Set task: Restate the records below word for word, and omit the images they hold.

Exercise material:
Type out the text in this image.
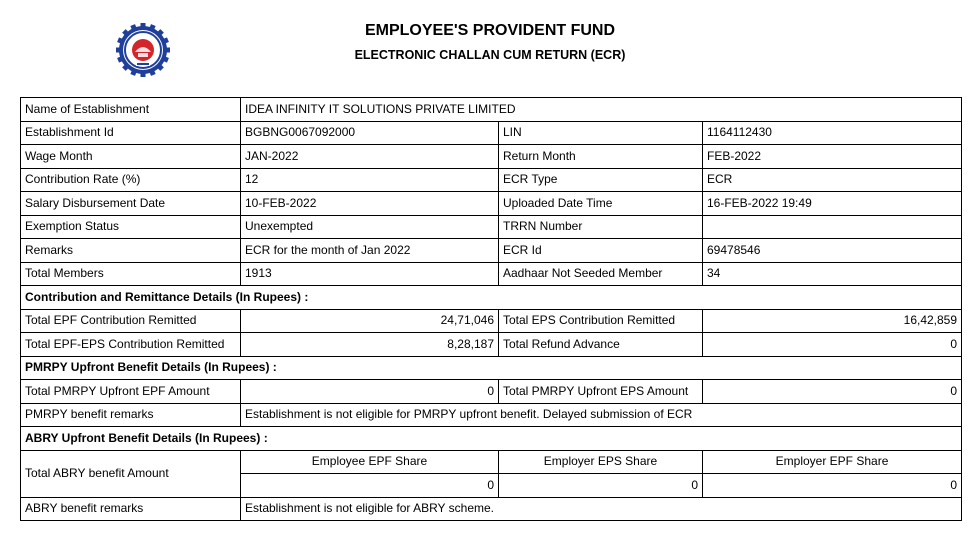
EMPLOYEE'S PROVIDENT FUND
ELECTRONIC CHALLAN CUM RETURN (ECR)
Name of Establishment	IDEA INFINITY IT SOLUTIONS PRIVATE LIMITED		
Establishment Id	BGBNG0067092000	LIN	1164112430
Wage Month	JAN-2022	Return Month	FEB-2022
Contribution Rate (%)	12	ECR Type	ECR
Salary Disbursement Date	10-FEB-2022	Uploaded Date Time	16-FEB-2022 19:49
Exemption Status	Unexempted	TRRN Number	
Remarks	ECR for the month of Jan 2022	ECR Id	69478546
Total Members	1913	Aadhaar Not Seeded Member	34
Contribution and Remittance Details (In Rupees) :			
Total EPF Contribution Remitted	24,71,046	Total EPS Contribution Remitted	16,42,859
Total EPF-EPS Contribution Remitted	8,28,187	Total Refund Advance	0
PMRPY Upfront Benefit Details (In Rupees) :			
Total PMRPY Upfront EPF Amount	0	Total PMRPY Upfront EPS Amount	0
PMRPY benefit remarks	Establishment is not eligible for PMRPY upfront benefit. Delayed submission of ECR		
ABRY Upfront Benefit Details (In Rupees) :			
Total ABRY benefit Amount	Employee EPF Share	Employer EPS Share	Employer EPF Share
	0	0	0
ABRY benefit remarks	Establishment is not eligible for ABRY scheme.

Problem solution:
Type out the text in this image.
EMPLOYEE'S PROVIDENT FUND
ELECTRONIC CHALLAN CUM RETURN (ECR)
Name of Establishment	IDEA INFINITY IT SOLUTIONS PRIVATE LIMITED		
Establishment Id	BGBNG0067092000	LIN	1164112430
Wage Month	JAN-2022	Return Month	FEB-2022
Contribution Rate (%)	12	ECR Type	ECR
Salary Disbursement Date	10-FEB-2022	Uploaded Date Time	16-FEB-2022 19:49
Exemption Status	Unexempted	TRRN Number	
Remarks	ECR for the month of Jan 2022	ECR Id	69478546
Total Members	1913	Aadhaar Not Seeded Member	34
Contribution and Remittance Details (In Rupees) :			
Total EPF Contribution Remitted	24,71,046	Total EPS Contribution Remitted	16,42,859
Total EPF-EPS Contribution Remitted	8,28,187	Total Refund Advance	0
PMRPY Upfront Benefit Details (In Rupees) :			
Total PMRPY Upfront EPF Amount	0	Total PMRPY Upfront EPS Amount	0
PMRPY benefit remarks	Establishment is not eligible for PMRPY upfront benefit. Delayed submission of ECR		
ABRY Upfront Benefit Details (In Rupees) :			
Total ABRY benefit Amount	Employee EPF Share	Employer EPS Share	Employer EPF Share
	0	0	0
ABRY benefit remarks	Establishment is not eligible for ABRY scheme.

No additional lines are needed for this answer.